* Problem to solve
Reproduce the full listing that appears beneath this instruction exactly.

════════

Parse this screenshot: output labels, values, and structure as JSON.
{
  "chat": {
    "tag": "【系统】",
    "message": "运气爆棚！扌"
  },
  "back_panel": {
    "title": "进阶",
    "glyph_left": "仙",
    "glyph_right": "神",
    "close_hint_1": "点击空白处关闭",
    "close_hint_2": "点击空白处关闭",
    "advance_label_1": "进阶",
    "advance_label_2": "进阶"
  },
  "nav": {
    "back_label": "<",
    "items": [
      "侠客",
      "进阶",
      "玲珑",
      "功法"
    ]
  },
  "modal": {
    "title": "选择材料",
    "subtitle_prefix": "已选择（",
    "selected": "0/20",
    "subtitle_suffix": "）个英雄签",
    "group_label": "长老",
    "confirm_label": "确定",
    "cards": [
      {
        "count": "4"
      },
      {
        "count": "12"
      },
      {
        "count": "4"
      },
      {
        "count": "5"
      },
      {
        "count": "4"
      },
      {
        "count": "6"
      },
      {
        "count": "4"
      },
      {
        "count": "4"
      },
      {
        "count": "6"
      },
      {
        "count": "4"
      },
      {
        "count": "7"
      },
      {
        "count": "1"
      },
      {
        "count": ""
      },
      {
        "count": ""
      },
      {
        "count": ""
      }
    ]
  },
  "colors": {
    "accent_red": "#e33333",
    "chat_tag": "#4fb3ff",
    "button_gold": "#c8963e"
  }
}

════════

* Exercise answer
Parse this screenshot: output labels, values, and structure as JSON.
{
  "chat": {
    "tag": "【系统】",
    "message": "运气爆棚！扌"
  },
  "back_panel": {
    "title": "进阶",
    "glyph_left": "仙",
    "glyph_right": "神",
    "close_hint_1": "点击空白处关闭",
    "close_hint_2": "点击空白处关闭",
    "advance_label_1": "进阶",
    "advance_label_2": "进阶"
  },
  "nav": {
    "back_label": "<",
    "items": [
      "侠客",
      "进阶",
      "玲珑",
      "功法"
    ]
  },
  "modal": {
    "title": "选择材料",
    "subtitle_prefix": "已选择（",
    "selected": "0/20",
    "subtitle_suffix": "）个英雄签",
    "group_label": "长老",
    "confirm_label": "确定",
    "cards": [
      {
        "count": "4"
      },
      {
        "count": "12"
      },
      {
        "count": "4"
      },
      {
        "count": "5"
      },
      {
        "count": "4"
      },
      {
        "count": "6"
      },
      {
        "count": "4"
      },
      {
        "count": "4"
      },
      {
        "count": "6"
      },
      {
        "count": "4"
      },
      {
        "count": "7"
      },
      {
        "count": "1"
      },
      {
        "count": ""
      },
      {
        "count": ""
      },
      {
        "count": ""
      }
    ]
  },
  "colors": {
    "accent_red": "#e33333",
    "chat_tag": "#4fb3ff",
    "button_gold": "#c8963e"
  }
}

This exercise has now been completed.